▸ WORK TO COMPLETE
Please count the lines below that contain the word "text", and reply with that number alone.

Data entries
/---

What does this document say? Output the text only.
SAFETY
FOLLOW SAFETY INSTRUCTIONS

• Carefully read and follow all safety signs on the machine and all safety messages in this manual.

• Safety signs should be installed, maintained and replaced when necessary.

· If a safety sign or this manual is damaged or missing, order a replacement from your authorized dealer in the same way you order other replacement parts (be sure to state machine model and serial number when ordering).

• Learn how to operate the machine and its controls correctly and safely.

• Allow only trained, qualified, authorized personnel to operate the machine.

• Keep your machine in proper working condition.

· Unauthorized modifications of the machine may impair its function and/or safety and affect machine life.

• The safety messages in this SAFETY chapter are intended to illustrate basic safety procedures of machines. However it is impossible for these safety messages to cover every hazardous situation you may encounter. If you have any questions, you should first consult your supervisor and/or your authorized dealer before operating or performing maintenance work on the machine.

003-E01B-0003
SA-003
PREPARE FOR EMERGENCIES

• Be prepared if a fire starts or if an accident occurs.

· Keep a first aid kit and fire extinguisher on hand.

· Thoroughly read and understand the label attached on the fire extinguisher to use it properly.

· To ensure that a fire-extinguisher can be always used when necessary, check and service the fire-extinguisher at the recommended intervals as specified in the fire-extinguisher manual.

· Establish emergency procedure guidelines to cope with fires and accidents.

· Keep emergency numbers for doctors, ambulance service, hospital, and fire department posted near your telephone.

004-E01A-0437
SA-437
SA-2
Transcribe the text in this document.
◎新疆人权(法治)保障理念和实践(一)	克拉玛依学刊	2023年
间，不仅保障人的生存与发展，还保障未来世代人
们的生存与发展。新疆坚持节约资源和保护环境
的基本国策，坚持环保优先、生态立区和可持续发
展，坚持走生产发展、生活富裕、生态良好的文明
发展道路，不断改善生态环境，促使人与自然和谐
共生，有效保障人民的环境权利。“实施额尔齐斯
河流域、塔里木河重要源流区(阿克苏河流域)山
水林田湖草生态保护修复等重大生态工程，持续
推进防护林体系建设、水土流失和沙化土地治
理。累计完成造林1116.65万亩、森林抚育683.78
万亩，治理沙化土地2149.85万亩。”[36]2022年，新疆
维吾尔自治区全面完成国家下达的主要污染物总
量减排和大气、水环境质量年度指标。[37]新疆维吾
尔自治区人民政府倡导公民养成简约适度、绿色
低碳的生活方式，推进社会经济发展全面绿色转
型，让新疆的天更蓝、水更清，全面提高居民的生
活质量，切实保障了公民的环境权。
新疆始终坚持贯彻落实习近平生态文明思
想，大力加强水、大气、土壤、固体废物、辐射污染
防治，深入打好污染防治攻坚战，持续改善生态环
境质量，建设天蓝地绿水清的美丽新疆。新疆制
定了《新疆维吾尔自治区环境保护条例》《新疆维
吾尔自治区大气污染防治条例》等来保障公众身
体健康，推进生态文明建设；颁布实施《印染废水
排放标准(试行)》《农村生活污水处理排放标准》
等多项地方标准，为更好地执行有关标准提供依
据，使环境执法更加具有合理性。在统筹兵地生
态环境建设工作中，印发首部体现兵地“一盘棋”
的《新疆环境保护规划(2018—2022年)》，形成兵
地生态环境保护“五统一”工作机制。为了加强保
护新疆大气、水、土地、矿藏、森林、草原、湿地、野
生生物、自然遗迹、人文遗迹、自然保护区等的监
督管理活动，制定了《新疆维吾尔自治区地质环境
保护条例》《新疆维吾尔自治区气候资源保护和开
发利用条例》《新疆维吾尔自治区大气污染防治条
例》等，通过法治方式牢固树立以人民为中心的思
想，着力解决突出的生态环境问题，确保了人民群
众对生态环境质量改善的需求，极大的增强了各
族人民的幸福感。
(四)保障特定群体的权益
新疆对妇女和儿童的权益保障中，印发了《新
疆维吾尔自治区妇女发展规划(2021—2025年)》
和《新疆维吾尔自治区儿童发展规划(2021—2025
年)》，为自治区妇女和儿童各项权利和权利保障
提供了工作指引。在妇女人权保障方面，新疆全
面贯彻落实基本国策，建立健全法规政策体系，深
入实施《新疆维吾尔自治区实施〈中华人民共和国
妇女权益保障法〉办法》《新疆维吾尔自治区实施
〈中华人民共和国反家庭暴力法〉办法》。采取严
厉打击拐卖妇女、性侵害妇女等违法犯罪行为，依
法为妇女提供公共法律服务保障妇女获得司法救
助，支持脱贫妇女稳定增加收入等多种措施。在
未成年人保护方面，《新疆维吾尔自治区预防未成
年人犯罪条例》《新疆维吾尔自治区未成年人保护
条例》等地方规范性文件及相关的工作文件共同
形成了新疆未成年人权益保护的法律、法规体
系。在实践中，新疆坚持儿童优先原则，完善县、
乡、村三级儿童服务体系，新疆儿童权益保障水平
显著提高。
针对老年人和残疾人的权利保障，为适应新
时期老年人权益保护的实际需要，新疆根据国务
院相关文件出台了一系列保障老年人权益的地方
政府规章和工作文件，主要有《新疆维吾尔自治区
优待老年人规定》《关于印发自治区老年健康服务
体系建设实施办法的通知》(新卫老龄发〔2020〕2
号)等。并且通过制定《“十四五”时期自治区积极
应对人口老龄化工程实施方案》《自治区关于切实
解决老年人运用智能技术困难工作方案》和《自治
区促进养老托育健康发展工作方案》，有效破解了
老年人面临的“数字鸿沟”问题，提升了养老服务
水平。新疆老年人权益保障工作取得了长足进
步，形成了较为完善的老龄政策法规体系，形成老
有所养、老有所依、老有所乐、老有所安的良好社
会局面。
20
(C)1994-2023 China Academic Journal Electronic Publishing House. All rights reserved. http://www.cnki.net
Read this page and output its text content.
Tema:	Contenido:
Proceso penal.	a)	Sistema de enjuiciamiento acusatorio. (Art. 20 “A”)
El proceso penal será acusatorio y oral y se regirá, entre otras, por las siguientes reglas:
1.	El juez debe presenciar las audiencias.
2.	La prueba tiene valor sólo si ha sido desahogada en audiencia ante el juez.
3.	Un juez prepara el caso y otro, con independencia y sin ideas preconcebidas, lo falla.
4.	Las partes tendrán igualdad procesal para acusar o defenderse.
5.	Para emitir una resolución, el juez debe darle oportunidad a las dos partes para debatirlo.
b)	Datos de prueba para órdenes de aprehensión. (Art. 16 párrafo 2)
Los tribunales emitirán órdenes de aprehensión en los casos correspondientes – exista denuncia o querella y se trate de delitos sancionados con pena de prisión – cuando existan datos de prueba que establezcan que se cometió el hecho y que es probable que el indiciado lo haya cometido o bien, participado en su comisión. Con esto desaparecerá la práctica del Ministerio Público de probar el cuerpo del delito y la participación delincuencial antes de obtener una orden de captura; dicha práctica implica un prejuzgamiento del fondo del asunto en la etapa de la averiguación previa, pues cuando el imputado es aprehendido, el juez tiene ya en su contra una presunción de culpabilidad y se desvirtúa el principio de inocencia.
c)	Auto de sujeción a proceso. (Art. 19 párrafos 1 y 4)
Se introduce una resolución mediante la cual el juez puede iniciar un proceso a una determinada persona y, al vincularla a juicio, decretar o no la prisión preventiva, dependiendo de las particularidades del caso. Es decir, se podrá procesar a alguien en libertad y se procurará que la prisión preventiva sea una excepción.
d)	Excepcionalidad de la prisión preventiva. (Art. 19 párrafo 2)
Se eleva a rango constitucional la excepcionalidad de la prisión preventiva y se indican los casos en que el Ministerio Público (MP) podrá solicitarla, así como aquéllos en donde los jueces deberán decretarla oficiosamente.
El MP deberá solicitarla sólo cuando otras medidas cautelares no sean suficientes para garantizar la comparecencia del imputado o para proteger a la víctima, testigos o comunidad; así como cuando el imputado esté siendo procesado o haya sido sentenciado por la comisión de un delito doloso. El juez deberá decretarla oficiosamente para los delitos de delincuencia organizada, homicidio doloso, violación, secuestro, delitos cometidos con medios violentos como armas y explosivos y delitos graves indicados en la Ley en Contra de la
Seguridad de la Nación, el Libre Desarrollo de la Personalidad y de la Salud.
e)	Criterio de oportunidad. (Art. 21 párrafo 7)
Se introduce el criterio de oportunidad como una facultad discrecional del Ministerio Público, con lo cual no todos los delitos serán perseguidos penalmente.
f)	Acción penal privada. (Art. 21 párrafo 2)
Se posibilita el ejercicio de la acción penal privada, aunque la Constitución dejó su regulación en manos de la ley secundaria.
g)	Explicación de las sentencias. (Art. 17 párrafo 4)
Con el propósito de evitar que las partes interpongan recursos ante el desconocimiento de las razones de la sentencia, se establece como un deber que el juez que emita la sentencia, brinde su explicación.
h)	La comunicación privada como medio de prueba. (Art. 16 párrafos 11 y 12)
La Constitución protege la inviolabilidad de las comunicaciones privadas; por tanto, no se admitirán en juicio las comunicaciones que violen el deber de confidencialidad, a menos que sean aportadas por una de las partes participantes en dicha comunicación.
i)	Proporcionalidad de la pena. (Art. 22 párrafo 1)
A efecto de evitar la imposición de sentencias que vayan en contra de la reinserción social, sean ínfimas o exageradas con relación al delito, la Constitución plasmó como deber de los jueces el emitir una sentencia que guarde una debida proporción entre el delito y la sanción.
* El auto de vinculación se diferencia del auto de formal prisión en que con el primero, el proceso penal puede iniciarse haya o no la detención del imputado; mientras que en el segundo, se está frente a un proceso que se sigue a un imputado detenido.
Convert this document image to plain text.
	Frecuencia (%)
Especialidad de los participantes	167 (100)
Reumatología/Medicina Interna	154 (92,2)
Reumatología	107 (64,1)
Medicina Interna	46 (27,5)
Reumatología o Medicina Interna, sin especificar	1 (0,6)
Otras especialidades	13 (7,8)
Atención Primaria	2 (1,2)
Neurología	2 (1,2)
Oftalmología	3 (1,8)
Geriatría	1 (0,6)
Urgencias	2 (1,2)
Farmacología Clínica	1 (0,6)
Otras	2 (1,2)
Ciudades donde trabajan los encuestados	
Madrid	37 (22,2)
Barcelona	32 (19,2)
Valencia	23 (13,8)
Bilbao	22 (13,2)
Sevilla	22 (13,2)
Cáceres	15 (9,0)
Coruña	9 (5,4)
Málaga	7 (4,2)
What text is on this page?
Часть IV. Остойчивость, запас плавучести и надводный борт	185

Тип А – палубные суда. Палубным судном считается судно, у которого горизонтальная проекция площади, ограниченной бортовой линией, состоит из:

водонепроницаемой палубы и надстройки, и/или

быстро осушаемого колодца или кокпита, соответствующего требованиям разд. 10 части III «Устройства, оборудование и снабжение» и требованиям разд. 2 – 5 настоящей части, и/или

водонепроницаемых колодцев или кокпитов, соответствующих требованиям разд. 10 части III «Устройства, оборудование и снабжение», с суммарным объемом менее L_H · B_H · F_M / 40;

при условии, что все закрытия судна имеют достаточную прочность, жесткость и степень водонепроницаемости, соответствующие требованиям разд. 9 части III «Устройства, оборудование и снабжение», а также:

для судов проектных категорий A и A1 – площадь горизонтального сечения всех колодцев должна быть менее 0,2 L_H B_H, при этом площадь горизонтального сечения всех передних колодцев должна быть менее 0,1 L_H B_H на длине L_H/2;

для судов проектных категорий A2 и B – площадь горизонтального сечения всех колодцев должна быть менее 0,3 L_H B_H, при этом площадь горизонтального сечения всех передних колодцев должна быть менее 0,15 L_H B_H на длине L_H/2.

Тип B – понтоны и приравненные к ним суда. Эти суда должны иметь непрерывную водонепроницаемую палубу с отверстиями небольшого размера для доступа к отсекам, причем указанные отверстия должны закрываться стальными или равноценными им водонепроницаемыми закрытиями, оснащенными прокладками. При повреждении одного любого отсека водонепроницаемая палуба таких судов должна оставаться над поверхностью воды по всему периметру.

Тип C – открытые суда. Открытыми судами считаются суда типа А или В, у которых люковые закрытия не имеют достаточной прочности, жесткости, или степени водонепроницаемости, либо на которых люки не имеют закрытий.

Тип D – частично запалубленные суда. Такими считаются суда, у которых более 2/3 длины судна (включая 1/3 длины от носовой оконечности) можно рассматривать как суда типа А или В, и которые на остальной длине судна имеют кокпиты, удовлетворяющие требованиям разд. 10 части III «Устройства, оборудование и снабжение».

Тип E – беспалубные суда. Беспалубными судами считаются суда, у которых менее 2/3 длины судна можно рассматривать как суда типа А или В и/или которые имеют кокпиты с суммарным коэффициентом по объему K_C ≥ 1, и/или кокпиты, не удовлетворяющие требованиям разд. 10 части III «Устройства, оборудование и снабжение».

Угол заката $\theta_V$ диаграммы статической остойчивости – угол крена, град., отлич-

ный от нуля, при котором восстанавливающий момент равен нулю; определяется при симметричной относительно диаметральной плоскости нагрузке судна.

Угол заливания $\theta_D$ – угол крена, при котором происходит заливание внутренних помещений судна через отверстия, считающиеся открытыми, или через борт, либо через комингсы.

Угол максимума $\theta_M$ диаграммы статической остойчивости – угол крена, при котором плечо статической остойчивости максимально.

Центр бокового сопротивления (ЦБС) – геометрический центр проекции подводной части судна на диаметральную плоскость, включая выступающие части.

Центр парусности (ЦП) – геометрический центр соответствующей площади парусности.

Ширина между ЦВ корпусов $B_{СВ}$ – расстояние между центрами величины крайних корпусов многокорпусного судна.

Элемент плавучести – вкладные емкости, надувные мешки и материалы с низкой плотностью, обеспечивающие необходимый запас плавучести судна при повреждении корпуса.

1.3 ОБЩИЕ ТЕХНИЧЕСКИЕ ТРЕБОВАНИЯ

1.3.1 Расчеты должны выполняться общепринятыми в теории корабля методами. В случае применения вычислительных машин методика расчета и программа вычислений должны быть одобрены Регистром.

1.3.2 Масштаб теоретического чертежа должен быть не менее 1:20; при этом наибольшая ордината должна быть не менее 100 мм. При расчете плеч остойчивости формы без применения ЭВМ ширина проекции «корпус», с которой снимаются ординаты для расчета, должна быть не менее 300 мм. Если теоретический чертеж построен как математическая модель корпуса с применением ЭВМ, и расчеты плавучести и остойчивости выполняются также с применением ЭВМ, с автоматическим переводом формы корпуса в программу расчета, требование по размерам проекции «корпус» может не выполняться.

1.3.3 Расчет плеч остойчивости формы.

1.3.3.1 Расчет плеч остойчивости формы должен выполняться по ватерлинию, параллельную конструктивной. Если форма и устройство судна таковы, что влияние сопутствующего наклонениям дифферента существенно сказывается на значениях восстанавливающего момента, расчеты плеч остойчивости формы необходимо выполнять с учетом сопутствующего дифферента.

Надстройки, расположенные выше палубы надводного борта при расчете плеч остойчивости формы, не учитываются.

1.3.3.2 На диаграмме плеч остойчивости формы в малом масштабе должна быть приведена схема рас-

\---

▸ RESULT OF THE TASK
5